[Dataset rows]
>>>>

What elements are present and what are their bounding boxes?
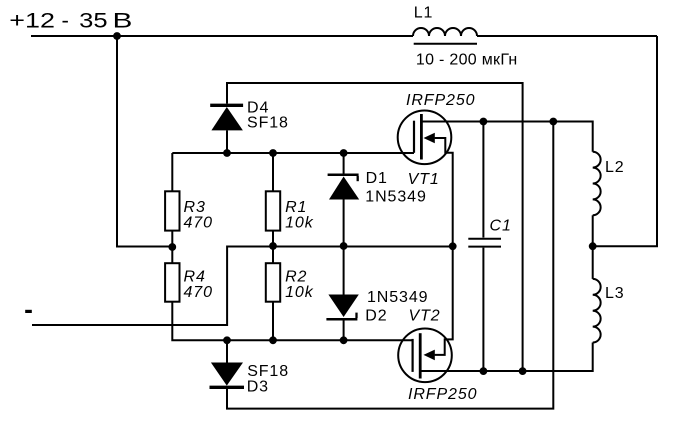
svg-text:10 - 200 мкГн: 10 - 200 мкГн [416, 52, 518, 69]
svg-text:L3: L3 [605, 285, 625, 302]
svg-text:L1: L1 [414, 4, 434, 21]
svg-text:10k: 10k [285, 215, 314, 232]
svg-text:470: 470 [184, 284, 213, 301]
svg-text:35: 35 [79, 10, 107, 33]
svg-text:SF18: SF18 [247, 115, 289, 132]
svg-text:1N5349: 1N5349 [365, 188, 426, 205]
svg-text:R2: R2 [285, 269, 307, 286]
svg-text:1N5349: 1N5349 [367, 289, 428, 306]
svg-text:R4: R4 [184, 269, 206, 286]
svg-text:-: - [62, 10, 69, 33]
svg-text:D2: D2 [365, 308, 387, 325]
svg-text:C1: C1 [490, 218, 512, 235]
svg-text:VT1: VT1 [408, 171, 440, 188]
svg-text:R3: R3 [184, 199, 206, 216]
svg-text:D3: D3 [247, 379, 269, 396]
svg-text:VT2: VT2 [409, 308, 441, 325]
svg-text:10k: 10k [285, 284, 314, 301]
svg-text:D1: D1 [366, 170, 388, 187]
svg-text:470: 470 [184, 215, 213, 232]
svg-text:IRFP250: IRFP250 [406, 92, 475, 109]
svg-text:SF18: SF18 [247, 363, 289, 380]
svg-text:R1: R1 [285, 199, 307, 216]
svg-text:L2: L2 [605, 159, 625, 176]
svg-text:IRFP250: IRFP250 [408, 386, 477, 403]
svg-text:+12: +12 [9, 10, 55, 33]
svg-text:В: В [113, 10, 133, 33]
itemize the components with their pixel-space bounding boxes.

<<<<

Directions
Copy every line of the items above word for word, but leave out the pictures.

Result of the task
What elements are present and what are their bounding boxes?
svg-text:10 - 200 мкГн: 10 - 200 мкГн [416, 52, 518, 69]
svg-text:L3: L3 [605, 285, 625, 302]
svg-text:L1: L1 [414, 4, 434, 21]
svg-text:10k: 10k [285, 215, 314, 232]
svg-text:470: 470 [184, 284, 213, 301]
svg-text:35: 35 [79, 10, 107, 33]
svg-text:SF18: SF18 [247, 115, 289, 132]
svg-text:1N5349: 1N5349 [365, 188, 426, 205]
svg-text:R2: R2 [285, 269, 307, 286]
svg-text:1N5349: 1N5349 [367, 289, 428, 306]
svg-text:R4: R4 [184, 269, 206, 286]
svg-text:-: - [62, 10, 69, 33]
svg-text:D2: D2 [365, 308, 387, 325]
svg-text:C1: C1 [490, 218, 512, 235]
svg-text:VT1: VT1 [408, 171, 440, 188]
svg-text:R3: R3 [184, 199, 206, 216]
svg-text:D3: D3 [247, 379, 269, 396]
svg-text:VT2: VT2 [409, 308, 441, 325]
svg-text:10k: 10k [285, 284, 314, 301]
svg-text:D1: D1 [366, 170, 388, 187]
svg-text:470: 470 [184, 215, 213, 232]
svg-text:IRFP250: IRFP250 [406, 92, 475, 109]
svg-text:SF18: SF18 [247, 363, 289, 380]
svg-text:R1: R1 [285, 199, 307, 216]
svg-text:L2: L2 [605, 159, 625, 176]
svg-text:IRFP250: IRFP250 [408, 386, 477, 403]
svg-text:+12: +12 [9, 10, 55, 33]
svg-text:В: В [113, 10, 133, 33]
itemize the components with their pixel-space bounding boxes.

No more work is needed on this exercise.